**Directions for this task**
Please retype the records below exactly, leaving out any pictures.

**Listing**

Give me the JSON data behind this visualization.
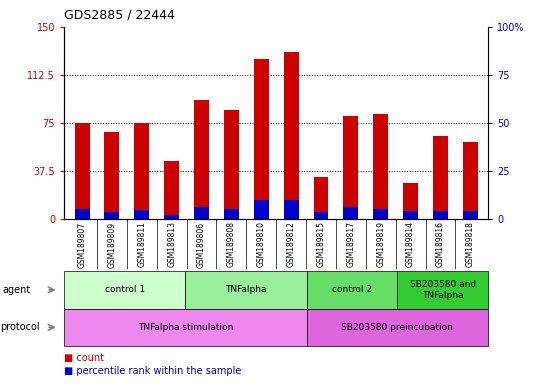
{
  "title": "GDS2885 / 22444",
  "samples": [
    "GSM189807",
    "GSM189809",
    "GSM189811",
    "GSM189813",
    "GSM189806",
    "GSM189808",
    "GSM189810",
    "GSM189812",
    "GSM189815",
    "GSM189817",
    "GSM189819",
    "GSM189814",
    "GSM189816",
    "GSM189818"
  ],
  "count_values": [
    75,
    68,
    75,
    45,
    93,
    85,
    125,
    130,
    33,
    80,
    82,
    28,
    65,
    60
  ],
  "percentile_values": [
    8,
    5,
    7,
    3,
    9,
    8,
    15,
    15,
    5,
    9,
    8,
    6,
    6,
    6
  ],
  "ylim_left": [
    0,
    150
  ],
  "ylim_right": [
    0,
    100
  ],
  "yticks_left": [
    0,
    37.5,
    75,
    112.5,
    150
  ],
  "yticks_right": [
    0,
    25,
    50,
    75,
    100
  ],
  "ytick_labels_left": [
    "0",
    "37.5",
    "75",
    "112.5",
    "150"
  ],
  "ytick_labels_right": [
    "0",
    "25",
    "50",
    "75",
    "100%"
  ],
  "bar_color_count": "#cc0000",
  "bar_color_pct": "#0000cc",
  "bar_width": 0.5,
  "agent_groups": [
    {
      "label": "control 1",
      "start": 0,
      "end": 4,
      "color": "#ccffcc"
    },
    {
      "label": "TNFalpha",
      "start": 4,
      "end": 8,
      "color": "#99ee99"
    },
    {
      "label": "control 2",
      "start": 8,
      "end": 11,
      "color": "#66dd66"
    },
    {
      "label": "SB203580 and\nTNFalpha",
      "start": 11,
      "end": 14,
      "color": "#33cc33"
    }
  ],
  "protocol_groups": [
    {
      "label": "TNFalpha stimulation",
      "start": 0,
      "end": 8,
      "color": "#ee88ee"
    },
    {
      "label": "SB203580 preincubation",
      "start": 8,
      "end": 14,
      "color": "#dd66dd"
    }
  ],
  "agent_label": "agent",
  "protocol_label": "protocol",
  "legend_count_label": "count",
  "legend_pct_label": "percentile rank within the sample",
  "tick_area_color": "#cccccc"
}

**Response**
Give me the JSON data behind this visualization.
{
  "title": "GDS2885 / 22444",
  "samples": [
    "GSM189807",
    "GSM189809",
    "GSM189811",
    "GSM189813",
    "GSM189806",
    "GSM189808",
    "GSM189810",
    "GSM189812",
    "GSM189815",
    "GSM189817",
    "GSM189819",
    "GSM189814",
    "GSM189816",
    "GSM189818"
  ],
  "count_values": [
    75,
    68,
    75,
    45,
    93,
    85,
    125,
    130,
    33,
    80,
    82,
    28,
    65,
    60
  ],
  "percentile_values": [
    8,
    5,
    7,
    3,
    9,
    8,
    15,
    15,
    5,
    9,
    8,
    6,
    6,
    6
  ],
  "ylim_left": [
    0,
    150
  ],
  "ylim_right": [
    0,
    100
  ],
  "yticks_left": [
    0,
    37.5,
    75,
    112.5,
    150
  ],
  "yticks_right": [
    0,
    25,
    50,
    75,
    100
  ],
  "ytick_labels_left": [
    "0",
    "37.5",
    "75",
    "112.5",
    "150"
  ],
  "ytick_labels_right": [
    "0",
    "25",
    "50",
    "75",
    "100%"
  ],
  "bar_color_count": "#cc0000",
  "bar_color_pct": "#0000cc",
  "bar_width": 0.5,
  "agent_groups": [
    {
      "label": "control 1",
      "start": 0,
      "end": 4,
      "color": "#ccffcc"
    },
    {
      "label": "TNFalpha",
      "start": 4,
      "end": 8,
      "color": "#99ee99"
    },
    {
      "label": "control 2",
      "start": 8,
      "end": 11,
      "color": "#66dd66"
    },
    {
      "label": "SB203580 and\nTNFalpha",
      "start": 11,
      "end": 14,
      "color": "#33cc33"
    }
  ],
  "protocol_groups": [
    {
      "label": "TNFalpha stimulation",
      "start": 0,
      "end": 8,
      "color": "#ee88ee"
    },
    {
      "label": "SB203580 preincubation",
      "start": 8,
      "end": 14,
      "color": "#dd66dd"
    }
  ],
  "agent_label": "agent",
  "protocol_label": "protocol",
  "legend_count_label": "count",
  "legend_pct_label": "percentile rank within the sample",
  "tick_area_color": "#cccccc"
}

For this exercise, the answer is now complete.